* _What is expected_:
Your task is to restate the data word for word.

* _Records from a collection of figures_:
## Start

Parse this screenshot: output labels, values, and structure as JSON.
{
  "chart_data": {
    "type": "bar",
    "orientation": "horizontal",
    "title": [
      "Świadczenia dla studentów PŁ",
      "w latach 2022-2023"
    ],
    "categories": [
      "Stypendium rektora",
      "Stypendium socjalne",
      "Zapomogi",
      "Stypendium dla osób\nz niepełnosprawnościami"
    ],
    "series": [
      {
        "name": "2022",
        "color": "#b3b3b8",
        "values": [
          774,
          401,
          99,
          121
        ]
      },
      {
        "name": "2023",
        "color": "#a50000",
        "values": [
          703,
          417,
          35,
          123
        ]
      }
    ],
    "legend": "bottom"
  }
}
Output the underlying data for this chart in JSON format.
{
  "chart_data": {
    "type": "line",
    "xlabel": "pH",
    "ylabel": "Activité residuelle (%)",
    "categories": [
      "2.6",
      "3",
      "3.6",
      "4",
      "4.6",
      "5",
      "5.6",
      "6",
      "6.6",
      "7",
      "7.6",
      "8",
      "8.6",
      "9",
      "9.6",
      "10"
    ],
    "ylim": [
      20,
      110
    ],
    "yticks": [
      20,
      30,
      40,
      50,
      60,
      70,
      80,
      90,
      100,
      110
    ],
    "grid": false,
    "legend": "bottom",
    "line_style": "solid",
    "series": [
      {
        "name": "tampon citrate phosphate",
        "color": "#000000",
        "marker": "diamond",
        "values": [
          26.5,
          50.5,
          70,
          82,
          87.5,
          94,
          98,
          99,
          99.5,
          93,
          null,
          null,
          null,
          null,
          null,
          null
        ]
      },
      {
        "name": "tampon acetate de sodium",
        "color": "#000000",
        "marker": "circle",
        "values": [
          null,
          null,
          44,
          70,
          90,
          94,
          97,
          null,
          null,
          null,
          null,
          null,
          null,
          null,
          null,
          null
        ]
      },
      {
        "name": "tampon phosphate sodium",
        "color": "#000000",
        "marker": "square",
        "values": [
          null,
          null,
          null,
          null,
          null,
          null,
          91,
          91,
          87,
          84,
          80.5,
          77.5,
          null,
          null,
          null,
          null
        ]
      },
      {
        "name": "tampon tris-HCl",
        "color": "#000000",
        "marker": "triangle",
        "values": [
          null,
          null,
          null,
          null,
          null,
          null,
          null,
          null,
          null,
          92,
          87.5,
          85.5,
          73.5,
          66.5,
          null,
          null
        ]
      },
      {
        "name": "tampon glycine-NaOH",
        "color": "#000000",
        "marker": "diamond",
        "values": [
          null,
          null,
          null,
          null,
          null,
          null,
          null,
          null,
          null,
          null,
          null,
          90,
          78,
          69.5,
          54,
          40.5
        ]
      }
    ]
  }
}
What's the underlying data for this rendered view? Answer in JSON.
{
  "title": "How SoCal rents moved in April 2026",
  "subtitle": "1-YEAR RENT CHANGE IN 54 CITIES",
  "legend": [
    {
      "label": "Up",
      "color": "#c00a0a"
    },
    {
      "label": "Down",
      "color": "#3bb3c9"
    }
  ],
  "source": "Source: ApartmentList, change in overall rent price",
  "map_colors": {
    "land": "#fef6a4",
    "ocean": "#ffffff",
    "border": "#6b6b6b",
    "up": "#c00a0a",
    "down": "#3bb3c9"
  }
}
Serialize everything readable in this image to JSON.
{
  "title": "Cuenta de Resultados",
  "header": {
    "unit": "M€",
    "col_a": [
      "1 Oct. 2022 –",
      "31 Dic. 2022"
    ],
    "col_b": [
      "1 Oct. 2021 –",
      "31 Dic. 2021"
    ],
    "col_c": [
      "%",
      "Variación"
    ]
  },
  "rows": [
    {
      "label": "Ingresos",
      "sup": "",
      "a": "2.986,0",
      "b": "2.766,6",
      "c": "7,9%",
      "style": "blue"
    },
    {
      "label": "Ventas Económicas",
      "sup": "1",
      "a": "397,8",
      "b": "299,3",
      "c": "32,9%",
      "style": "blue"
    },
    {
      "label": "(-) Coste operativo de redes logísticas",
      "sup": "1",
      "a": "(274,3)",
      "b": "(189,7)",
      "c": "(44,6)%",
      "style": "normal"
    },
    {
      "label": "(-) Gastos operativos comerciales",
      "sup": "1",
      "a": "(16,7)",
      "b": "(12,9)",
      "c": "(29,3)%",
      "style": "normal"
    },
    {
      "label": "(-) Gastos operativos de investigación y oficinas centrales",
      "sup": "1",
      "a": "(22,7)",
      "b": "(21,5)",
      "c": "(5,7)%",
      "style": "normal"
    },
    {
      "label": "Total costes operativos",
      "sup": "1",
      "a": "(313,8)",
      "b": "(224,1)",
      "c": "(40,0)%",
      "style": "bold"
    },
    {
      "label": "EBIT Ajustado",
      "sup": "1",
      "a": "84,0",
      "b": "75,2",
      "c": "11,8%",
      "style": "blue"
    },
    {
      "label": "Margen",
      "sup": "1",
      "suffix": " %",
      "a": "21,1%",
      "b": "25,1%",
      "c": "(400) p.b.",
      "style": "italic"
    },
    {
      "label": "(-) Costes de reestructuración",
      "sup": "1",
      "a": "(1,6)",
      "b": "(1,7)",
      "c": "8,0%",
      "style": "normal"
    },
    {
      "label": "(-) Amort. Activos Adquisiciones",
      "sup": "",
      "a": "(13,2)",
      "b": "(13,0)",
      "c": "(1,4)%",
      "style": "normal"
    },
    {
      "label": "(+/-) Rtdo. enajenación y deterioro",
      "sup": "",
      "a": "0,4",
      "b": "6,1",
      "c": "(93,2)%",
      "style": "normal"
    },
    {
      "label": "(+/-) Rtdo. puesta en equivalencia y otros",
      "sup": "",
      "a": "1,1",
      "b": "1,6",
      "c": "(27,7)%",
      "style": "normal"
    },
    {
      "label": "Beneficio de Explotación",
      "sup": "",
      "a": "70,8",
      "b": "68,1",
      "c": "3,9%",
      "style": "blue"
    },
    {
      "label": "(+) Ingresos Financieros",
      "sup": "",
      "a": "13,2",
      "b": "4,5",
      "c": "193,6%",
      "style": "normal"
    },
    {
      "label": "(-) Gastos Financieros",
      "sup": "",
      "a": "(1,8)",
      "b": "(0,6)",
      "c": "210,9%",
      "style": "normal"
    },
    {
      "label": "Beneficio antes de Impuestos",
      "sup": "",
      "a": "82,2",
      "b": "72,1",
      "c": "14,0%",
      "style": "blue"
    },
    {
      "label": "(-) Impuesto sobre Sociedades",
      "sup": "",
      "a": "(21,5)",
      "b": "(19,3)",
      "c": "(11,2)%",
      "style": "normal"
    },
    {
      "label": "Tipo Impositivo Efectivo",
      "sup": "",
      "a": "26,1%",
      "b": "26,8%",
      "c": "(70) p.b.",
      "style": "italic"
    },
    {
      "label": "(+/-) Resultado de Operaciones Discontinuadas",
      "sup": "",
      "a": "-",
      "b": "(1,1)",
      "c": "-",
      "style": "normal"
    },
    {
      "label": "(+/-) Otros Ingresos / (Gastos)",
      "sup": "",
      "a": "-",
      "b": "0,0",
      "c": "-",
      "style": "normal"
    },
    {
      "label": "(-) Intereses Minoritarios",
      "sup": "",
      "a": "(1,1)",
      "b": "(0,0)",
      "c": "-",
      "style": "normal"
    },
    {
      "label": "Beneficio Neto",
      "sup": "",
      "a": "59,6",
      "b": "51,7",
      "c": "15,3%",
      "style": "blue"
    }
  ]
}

## End

* _Finished task_:
Parse this screenshot: output labels, values, and structure as JSON.
{
  "chart_data": {
    "type": "bar",
    "orientation": "horizontal",
    "title": [
      "Świadczenia dla studentów PŁ",
      "w latach 2022-2023"
    ],
    "categories": [
      "Stypendium rektora",
      "Stypendium socjalne",
      "Zapomogi",
      "Stypendium dla osób\nz niepełnosprawnościami"
    ],
    "series": [
      {
        "name": "2022",
        "color": "#b3b3b8",
        "values": [
          774,
          401,
          99,
          121
        ]
      },
      {
        "name": "2023",
        "color": "#a50000",
        "values": [
          703,
          417,
          35,
          123
        ]
      }
    ],
    "legend": "bottom"
  }
}
Output the underlying data for this chart in JSON format.
{
  "chart_data": {
    "type": "line",
    "xlabel": "pH",
    "ylabel": "Activité residuelle (%)",
    "categories": [
      "2.6",
      "3",
      "3.6",
      "4",
      "4.6",
      "5",
      "5.6",
      "6",
      "6.6",
      "7",
      "7.6",
      "8",
      "8.6",
      "9",
      "9.6",
      "10"
    ],
    "ylim": [
      20,
      110
    ],
    "yticks": [
      20,
      30,
      40,
      50,
      60,
      70,
      80,
      90,
      100,
      110
    ],
    "grid": false,
    "legend": "bottom",
    "line_style": "solid",
    "series": [
      {
        "name": "tampon citrate phosphate",
        "color": "#000000",
        "marker": "diamond",
        "values": [
          26.5,
          50.5,
          70,
          82,
          87.5,
          94,
          98,
          99,
          99.5,
          93,
          null,
          null,
          null,
          null,
          null,
          null
        ]
      },
      {
        "name": "tampon acetate de sodium",
        "color": "#000000",
        "marker": "circle",
        "values": [
          null,
          null,
          44,
          70,
          90,
          94,
          97,
          null,
          null,
          null,
          null,
          null,
          null,
          null,
          null,
          null
        ]
      },
      {
        "name": "tampon phosphate sodium",
        "color": "#000000",
        "marker": "square",
        "values": [
          null,
          null,
          null,
          null,
          null,
          null,
          91,
          91,
          87,
          84,
          80.5,
          77.5,
          null,
          null,
          null,
          null
        ]
      },
      {
        "name": "tampon tris-HCl",
        "color": "#000000",
        "marker": "triangle",
        "values": [
          null,
          null,
          null,
          null,
          null,
          null,
          null,
          null,
          null,
          92,
          87.5,
          85.5,
          73.5,
          66.5,
          null,
          null
        ]
      },
      {
        "name": "tampon glycine-NaOH",
        "color": "#000000",
        "marker": "diamond",
        "values": [
          null,
          null,
          null,
          null,
          null,
          null,
          null,
          null,
          null,
          null,
          null,
          90,
          78,
          69.5,
          54,
          40.5
        ]
      }
    ]
  }
}
What's the underlying data for this rendered view? Answer in JSON.
{
  "title": "How SoCal rents moved in April 2026",
  "subtitle": "1-YEAR RENT CHANGE IN 54 CITIES",
  "legend": [
    {
      "label": "Up",
      "color": "#c00a0a"
    },
    {
      "label": "Down",
      "color": "#3bb3c9"
    }
  ],
  "source": "Source: ApartmentList, change in overall rent price",
  "map_colors": {
    "land": "#fef6a4",
    "ocean": "#ffffff",
    "border": "#6b6b6b",
    "up": "#c00a0a",
    "down": "#3bb3c9"
  }
}
Serialize everything readable in this image to JSON.
{
  "title": "Cuenta de Resultados",
  "header": {
    "unit": "M€",
    "col_a": [
      "1 Oct. 2022 –",
      "31 Dic. 2022"
    ],
    "col_b": [
      "1 Oct. 2021 –",
      "31 Dic. 2021"
    ],
    "col_c": [
      "%",
      "Variación"
    ]
  },
  "rows": [
    {
      "label": "Ingresos",
      "sup": "",
      "a": "2.986,0",
      "b": "2.766,6",
      "c": "7,9%",
      "style": "blue"
    },
    {
      "label": "Ventas Económicas",
      "sup": "1",
      "a": "397,8",
      "b": "299,3",
      "c": "32,9%",
      "style": "blue"
    },
    {
      "label": "(-) Coste operativo de redes logísticas",
      "sup": "1",
      "a": "(274,3)",
      "b": "(189,7)",
      "c": "(44,6)%",
      "style": "normal"
    },
    {
      "label": "(-) Gastos operativos comerciales",
      "sup": "1",
      "a": "(16,7)",
      "b": "(12,9)",
      "c": "(29,3)%",
      "style": "normal"
    },
    {
      "label": "(-) Gastos operativos de investigación y oficinas centrales",
      "sup": "1",
      "a": "(22,7)",
      "b": "(21,5)",
      "c": "(5,7)%",
      "style": "normal"
    },
    {
      "label": "Total costes operativos",
      "sup": "1",
      "a": "(313,8)",
      "b": "(224,1)",
      "c": "(40,0)%",
      "style": "bold"
    },
    {
      "label": "EBIT Ajustado",
      "sup": "1",
      "a": "84,0",
      "b": "75,2",
      "c": "11,8%",
      "style": "blue"
    },
    {
      "label": "Margen",
      "sup": "1",
      "suffix": " %",
      "a": "21,1%",
      "b": "25,1%",
      "c": "(400) p.b.",
      "style": "italic"
    },
    {
      "label": "(-) Costes de reestructuración",
      "sup": "1",
      "a": "(1,6)",
      "b": "(1,7)",
      "c": "8,0%",
      "style": "normal"
    },
    {
      "label": "(-) Amort. Activos Adquisiciones",
      "sup": "",
      "a": "(13,2)",
      "b": "(13,0)",
      "c": "(1,4)%",
      "style": "normal"
    },
    {
      "label": "(+/-) Rtdo. enajenación y deterioro",
      "sup": "",
      "a": "0,4",
      "b": "6,1",
      "c": "(93,2)%",
      "style": "normal"
    },
    {
      "label": "(+/-) Rtdo. puesta en equivalencia y otros",
      "sup": "",
      "a": "1,1",
      "b": "1,6",
      "c": "(27,7)%",
      "style": "normal"
    },
    {
      "label": "Beneficio de Explotación",
      "sup": "",
      "a": "70,8",
      "b": "68,1",
      "c": "3,9%",
      "style": "blue"
    },
    {
      "label": "(+) Ingresos Financieros",
      "sup": "",
      "a": "13,2",
      "b": "4,5",
      "c": "193,6%",
      "style": "normal"
    },
    {
      "label": "(-) Gastos Financieros",
      "sup": "",
      "a": "(1,8)",
      "b": "(0,6)",
      "c": "210,9%",
      "style": "normal"
    },
    {
      "label": "Beneficio antes de Impuestos",
      "sup": "",
      "a": "82,2",
      "b": "72,1",
      "c": "14,0%",
      "style": "blue"
    },
    {
      "label": "(-) Impuesto sobre Sociedades",
      "sup": "",
      "a": "(21,5)",
      "b": "(19,3)",
      "c": "(11,2)%",
      "style": "normal"
    },
    {
      "label": "Tipo Impositivo Efectivo",
      "sup": "",
      "a": "26,1%",
      "b": "26,8%",
      "c": "(70) p.b.",
      "style": "italic"
    },
    {
      "label": "(+/-) Resultado de Operaciones Discontinuadas",
      "sup": "",
      "a": "-",
      "b": "(1,1)",
      "c": "-",
      "style": "normal"
    },
    {
      "label": "(+/-) Otros Ingresos / (Gastos)",
      "sup": "",
      "a": "-",
      "b": "0,0",
      "c": "-",
      "style": "normal"
    },
    {
      "label": "(-) Intereses Minoritarios",
      "sup": "",
      "a": "(1,1)",
      "b": "(0,0)",
      "c": "-",
      "style": "normal"
    },
    {
      "label": "Beneficio Neto",
      "sup": "",
      "a": "59,6",
      "b": "51,7",
      "c": "15,3%",
      "style": "blue"
    }
  ]
}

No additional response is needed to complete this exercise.